Work required | Copy all entries without alteration and skip the pictures they hold.
┌──
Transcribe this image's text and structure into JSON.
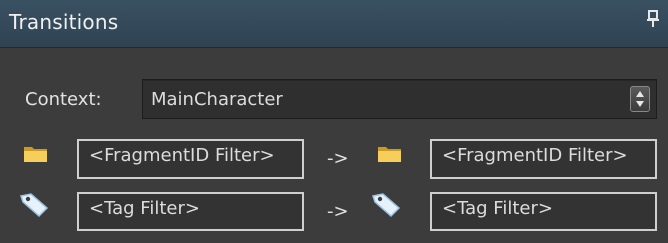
{
  "panel": {
    "title": "Transitions",
    "pin_icon": "pin-icon"
  },
  "context": {
    "label": "Context:",
    "value": "MainCharacter"
  },
  "filters": {
    "fragment_from": {
      "placeholder": "<FragmentID Filter>",
      "icon": "folder-icon"
    },
    "fragment_arrow": "->",
    "fragment_to": {
      "placeholder": "<FragmentID Filter>",
      "icon": "folder-icon"
    },
    "tag_from": {
      "placeholder": "<Tag Filter>",
      "icon": "tag-icon"
    },
    "tag_arrow": "->",
    "tag_to": {
      "placeholder": "<Tag Filter>",
      "icon": "tag-icon"
    }
  },
  "colors": {
    "title_bar": "#34495a",
    "panel_bg": "#3c3c3c",
    "folder": "#f2c94c"
  }
}
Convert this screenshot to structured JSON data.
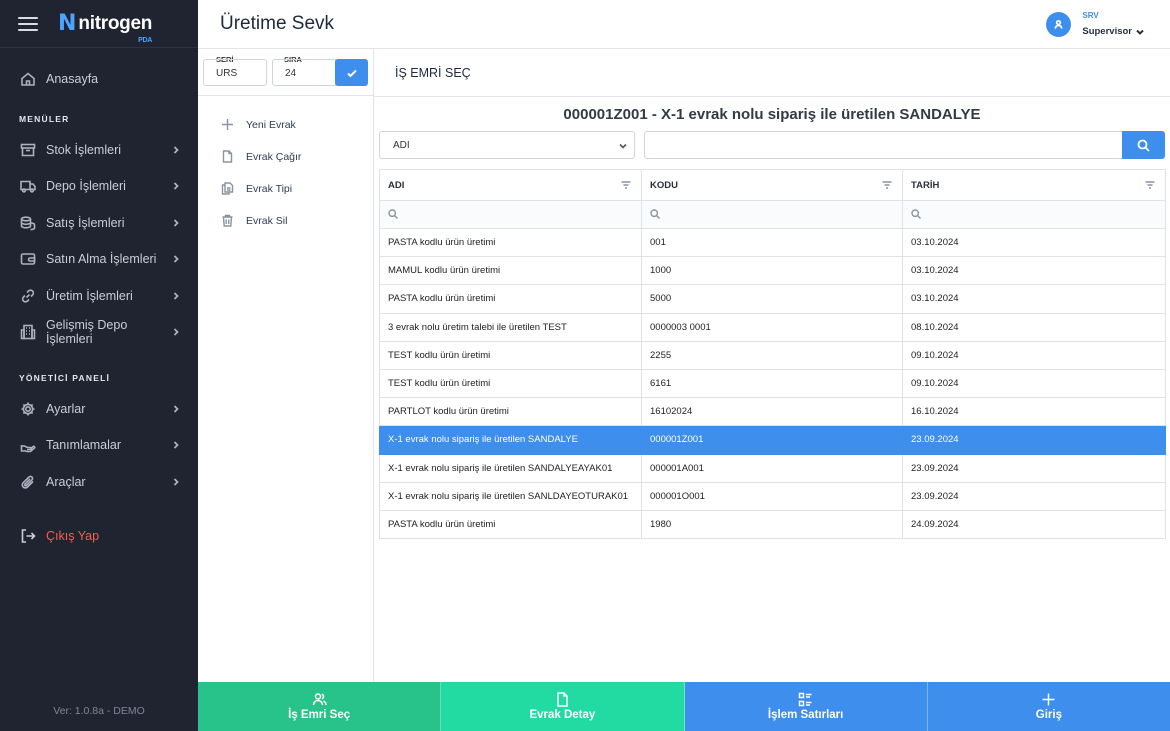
{
  "brand": {
    "name": "nitrogen",
    "sub": "PDA",
    "colors": {
      "accent": "#3d8eed",
      "sidebar": "#1f2430",
      "green": "#27c38a",
      "teal": "#22dba3",
      "danger": "#ff5a4d"
    }
  },
  "sidebar": {
    "home": {
      "label": "Anasayfa",
      "icon": "home-icon"
    },
    "menus_title": "MENÜLER",
    "menus": [
      {
        "label": "Stok İşlemleri",
        "icon": "archive-icon"
      },
      {
        "label": "Depo İşlemleri",
        "icon": "truck-icon"
      },
      {
        "label": "Satış İşlemleri",
        "icon": "coins-icon"
      },
      {
        "label": "Satın Alma İşlemleri",
        "icon": "wallet-icon"
      },
      {
        "label": "Üretim İşlemleri",
        "icon": "link-icon"
      },
      {
        "label": "Gelişmiş Depo İşlemleri",
        "icon": "building-icon"
      }
    ],
    "admin_title": "YÖNETİCİ PANELİ",
    "admin": [
      {
        "label": "Ayarlar",
        "icon": "gear-icon"
      },
      {
        "label": "Tanımlamalar",
        "icon": "hand-icon"
      },
      {
        "label": "Araçlar",
        "icon": "paperclip-icon"
      }
    ],
    "logout": "Çıkış Yap",
    "version": "Ver: 1.0.8a - DEMO"
  },
  "header": {
    "title": "Üretime Sevk",
    "user_code": "SRV",
    "user_name": "Supervisor"
  },
  "doc_fields": {
    "seri_label": "SERİ",
    "seri_value": "URS",
    "sira_label": "SIRA",
    "sira_value": "24"
  },
  "actions": [
    {
      "label": "Yeni Evrak",
      "icon": "plus-icon"
    },
    {
      "label": "Evrak Çağır",
      "icon": "file-icon"
    },
    {
      "label": "Evrak Tipi",
      "icon": "files-icon"
    },
    {
      "label": "Evrak Sil",
      "icon": "trash-icon"
    }
  ],
  "main": {
    "section_title": "İŞ EMRİ SEÇ",
    "order_title": "000001Z001 - X-1 evrak nolu sipariş ile üretilen SANDALYE",
    "filter_field": "ADI",
    "search_placeholder": ""
  },
  "table": {
    "columns": [
      "ADI",
      "KODU",
      "TARİH"
    ],
    "rows": [
      {
        "adi": "PASTA kodlu ürün üretimi",
        "kodu": "001",
        "tarih": "03.10.2024"
      },
      {
        "adi": "MAMUL kodlu ürün üretimi",
        "kodu": "1000",
        "tarih": "03.10.2024"
      },
      {
        "adi": "PASTA kodlu ürün üretimi",
        "kodu": "5000",
        "tarih": "03.10.2024"
      },
      {
        "adi": "3 evrak nolu üretim talebi ile üretilen TEST",
        "kodu": "0000003 0001",
        "tarih": "08.10.2024"
      },
      {
        "adi": "TEST kodlu ürün üretimi",
        "kodu": "2255",
        "tarih": "09.10.2024"
      },
      {
        "adi": "TEST kodlu ürün üretimi",
        "kodu": "6161",
        "tarih": "09.10.2024"
      },
      {
        "adi": "PARTLOT kodlu ürün üretimi",
        "kodu": "16102024",
        "tarih": "16.10.2024"
      },
      {
        "adi": "X-1 evrak nolu sipariş ile üretilen SANDALYE",
        "kodu": "000001Z001",
        "tarih": "23.09.2024",
        "selected": true
      },
      {
        "adi": "X-1 evrak nolu sipariş ile üretilen SANDALYEAYAK01",
        "kodu": "000001A001",
        "tarih": "23.09.2024"
      },
      {
        "adi": "X-1 evrak nolu sipariş ile üretilen SANLDAYEOTURAK01",
        "kodu": "000001O001",
        "tarih": "23.09.2024"
      },
      {
        "adi": "PASTA kodlu ürün üretimi",
        "kodu": "1980",
        "tarih": "24.09.2024"
      }
    ]
  },
  "bottom_bar": [
    {
      "label": "İş Emri Seç",
      "icon": "users-icon",
      "color": "#27c38a"
    },
    {
      "label": "Evrak Detay",
      "icon": "file-icon",
      "color": "#22dba3"
    },
    {
      "label": "İşlem Satırları",
      "icon": "list-icon",
      "color": "#3d8eed"
    },
    {
      "label": "Giriş",
      "icon": "plus-icon",
      "color": "#3d8eed"
    }
  ]
}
└──
Expected answer |
Transcribe this image's text and structure into JSON.
{
  "panel": {
    "title": "Transitions",
    "pin_icon": "pin-icon"
  },
  "context": {
    "label": "Context:",
    "value": "MainCharacter"
  },
  "filters": {
    "fragment_from": {
      "placeholder": "<FragmentID Filter>",
      "icon": "folder-icon"
    },
    "fragment_arrow": "->",
    "fragment_to": {
      "placeholder": "<FragmentID Filter>",
      "icon": "folder-icon"
    },
    "tag_from": {
      "placeholder": "<Tag Filter>",
      "icon": "tag-icon"
    },
    "tag_arrow": "->",
    "tag_to": {
      "placeholder": "<Tag Filter>",
      "icon": "tag-icon"
    }
  },
  "colors": {
    "title_bar": "#34495a",
    "panel_bg": "#3c3c3c",
    "folder": "#f2c94c"
  }
}
Convert this screenshot to structured JSON data.
{
  "brand": {
    "name": "nitrogen",
    "sub": "PDA",
    "colors": {
      "accent": "#3d8eed",
      "sidebar": "#1f2430",
      "green": "#27c38a",
      "teal": "#22dba3",
      "danger": "#ff5a4d"
    }
  },
  "sidebar": {
    "home": {
      "label": "Anasayfa",
      "icon": "home-icon"
    },
    "menus_title": "MENÜLER",
    "menus": [
      {
        "label": "Stok İşlemleri",
        "icon": "archive-icon"
      },
      {
        "label": "Depo İşlemleri",
        "icon": "truck-icon"
      },
      {
        "label": "Satış İşlemleri",
        "icon": "coins-icon"
      },
      {
        "label": "Satın Alma İşlemleri",
        "icon": "wallet-icon"
      },
      {
        "label": "Üretim İşlemleri",
        "icon": "link-icon"
      },
      {
        "label": "Gelişmiş Depo İşlemleri",
        "icon": "building-icon"
      }
    ],
    "admin_title": "YÖNETİCİ PANELİ",
    "admin": [
      {
        "label": "Ayarlar",
        "icon": "gear-icon"
      },
      {
        "label": "Tanımlamalar",
        "icon": "hand-icon"
      },
      {
        "label": "Araçlar",
        "icon": "paperclip-icon"
      }
    ],
    "logout": "Çıkış Yap",
    "version": "Ver: 1.0.8a - DEMO"
  },
  "header": {
    "title": "Üretime Sevk",
    "user_code": "SRV",
    "user_name": "Supervisor"
  },
  "doc_fields": {
    "seri_label": "SERİ",
    "seri_value": "URS",
    "sira_label": "SIRA",
    "sira_value": "24"
  },
  "actions": [
    {
      "label": "Yeni Evrak",
      "icon": "plus-icon"
    },
    {
      "label": "Evrak Çağır",
      "icon": "file-icon"
    },
    {
      "label": "Evrak Tipi",
      "icon": "files-icon"
    },
    {
      "label": "Evrak Sil",
      "icon": "trash-icon"
    }
  ],
  "main": {
    "section_title": "İŞ EMRİ SEÇ",
    "order_title": "000001Z001 - X-1 evrak nolu sipariş ile üretilen SANDALYE",
    "filter_field": "ADI",
    "search_placeholder": ""
  },
  "table": {
    "columns": [
      "ADI",
      "KODU",
      "TARİH"
    ],
    "rows": [
      {
        "adi": "PASTA kodlu ürün üretimi",
        "kodu": "001",
        "tarih": "03.10.2024"
      },
      {
        "adi": "MAMUL kodlu ürün üretimi",
        "kodu": "1000",
        "tarih": "03.10.2024"
      },
      {
        "adi": "PASTA kodlu ürün üretimi",
        "kodu": "5000",
        "tarih": "03.10.2024"
      },
      {
        "adi": "3 evrak nolu üretim talebi ile üretilen TEST",
        "kodu": "0000003 0001",
        "tarih": "08.10.2024"
      },
      {
        "adi": "TEST kodlu ürün üretimi",
        "kodu": "2255",
        "tarih": "09.10.2024"
      },
      {
        "adi": "TEST kodlu ürün üretimi",
        "kodu": "6161",
        "tarih": "09.10.2024"
      },
      {
        "adi": "PARTLOT kodlu ürün üretimi",
        "kodu": "16102024",
        "tarih": "16.10.2024"
      },
      {
        "adi": "X-1 evrak nolu sipariş ile üretilen SANDALYE",
        "kodu": "000001Z001",
        "tarih": "23.09.2024",
        "selected": true
      },
      {
        "adi": "X-1 evrak nolu sipariş ile üretilen SANDALYEAYAK01",
        "kodu": "000001A001",
        "tarih": "23.09.2024"
      },
      {
        "adi": "X-1 evrak nolu sipariş ile üretilen SANLDAYEOTURAK01",
        "kodu": "000001O001",
        "tarih": "23.09.2024"
      },
      {
        "adi": "PASTA kodlu ürün üretimi",
        "kodu": "1980",
        "tarih": "24.09.2024"
      }
    ]
  },
  "bottom_bar": [
    {
      "label": "İş Emri Seç",
      "icon": "users-icon",
      "color": "#27c38a"
    },
    {
      "label": "Evrak Detay",
      "icon": "file-icon",
      "color": "#22dba3"
    },
    {
      "label": "İşlem Satırları",
      "icon": "list-icon",
      "color": "#3d8eed"
    },
    {
      "label": "Giriş",
      "icon": "plus-icon",
      "color": "#3d8eed"
    }
  ]
}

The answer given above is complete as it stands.